### The request:
Answer these from the apple spice bread recipe below:
1. What does the recipe suggest using instead of a mixer?
2. What temperature should the oven be preheated to?
3. How long should the bread bake?

### Text shown:
A few quick notes about the recipe before we dig in: If you have a mixer and want to use it, go for it.  You will only need it though to cream the butter, sugar and eggs.  So feel free to spare yourself the clean up and just go for a wooden spoon or spatula.  This recipe also calls for sifting flour.  If you don’t own a sifter don’t sweat it.  Just be sure to add the flour slowly to the batter.

Apple Spice Bread – 1 Rolling Pin


  • ½ cup butter (1 stick) room temperature
  • 1 1/3 cup white or brown sugar
  • 1½ cup flour
  • 2 eggs
  • ¼ cup plain yogurt or sour cream
  • 1 cup applesauce (unsweetened and without any funky flavor additives like “cinnamon” or “berry”)
  • 1 teaspoon baking soda
  • 1½ tablespoons unsweetened cocoa powder
  • ½ teaspoon ground cinnamon
  • ½ teaspoon ground allspice
  • ¼ teaspoon ground nutmeg


  1. Preheat the oven to 350º Fahrenheit.
  2. Grease a 8” x 3½” x 4” loaf pan with butter or cooking spray (I recommend butter).
  3. In a large bowl stir together the butter and sugar.  Mix until creamy.
  4. Measure out the flour and place in the sifter.  Take 2 tablespoons of flour from the sifter and add to the bowl with the butter and sugar and mix.
  5. Beat the eggs in a small bowl with a fork until foamy and add to the large bowl.  Mix together with butter and sugar mixture until a fluffy mixture forms.
  6. Add to the sifter the baking soda, cocoa powder, cinnamon, allspice, and nutmeg.
  7. Stir in the sifted flour alternating with the sour cream or yogurt and the applesauce.  I like to break everything into thirds.  I add a third of the flour, stir, a third of the yogurt, stir, and then a third of the applesauce, and stir.  I repeat this until I’ve mixed everything together.
  8. Pour batter into the loaf pan and bake for about 1 hour or until the center springs.
  9. Let the bread cool before serving.

### Dataset excerpt:
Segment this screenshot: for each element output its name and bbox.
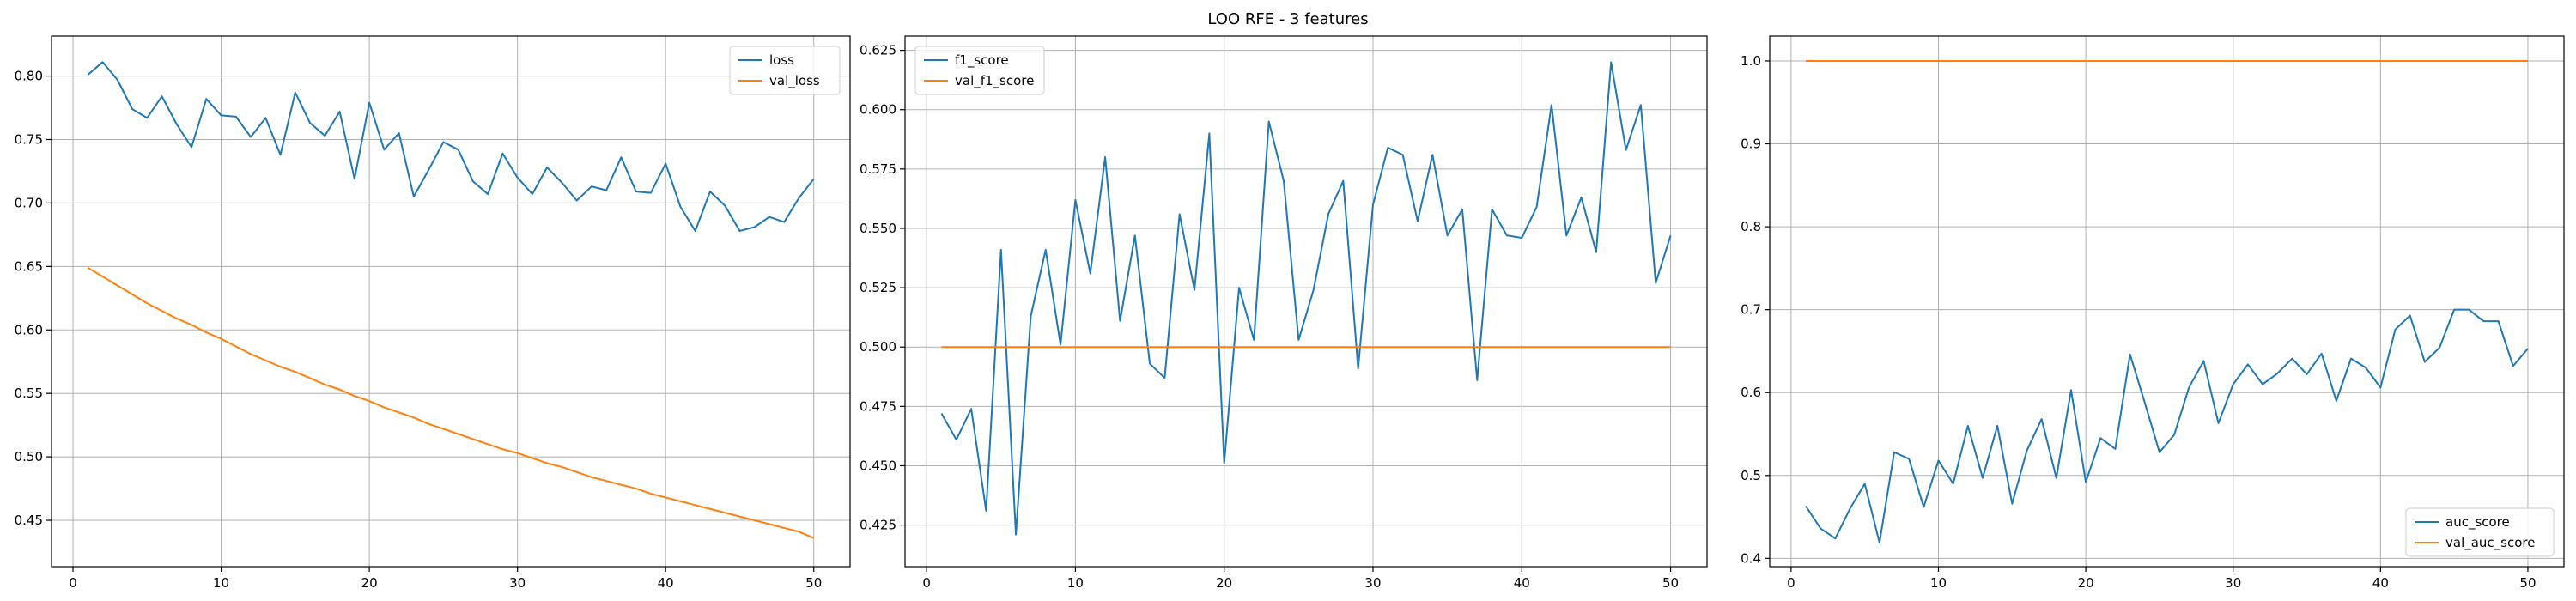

### Answer below:
1. A wooden spoon or spatula.
2. 350º Fahrenheit.
3. About 1 hour, or until the center springs.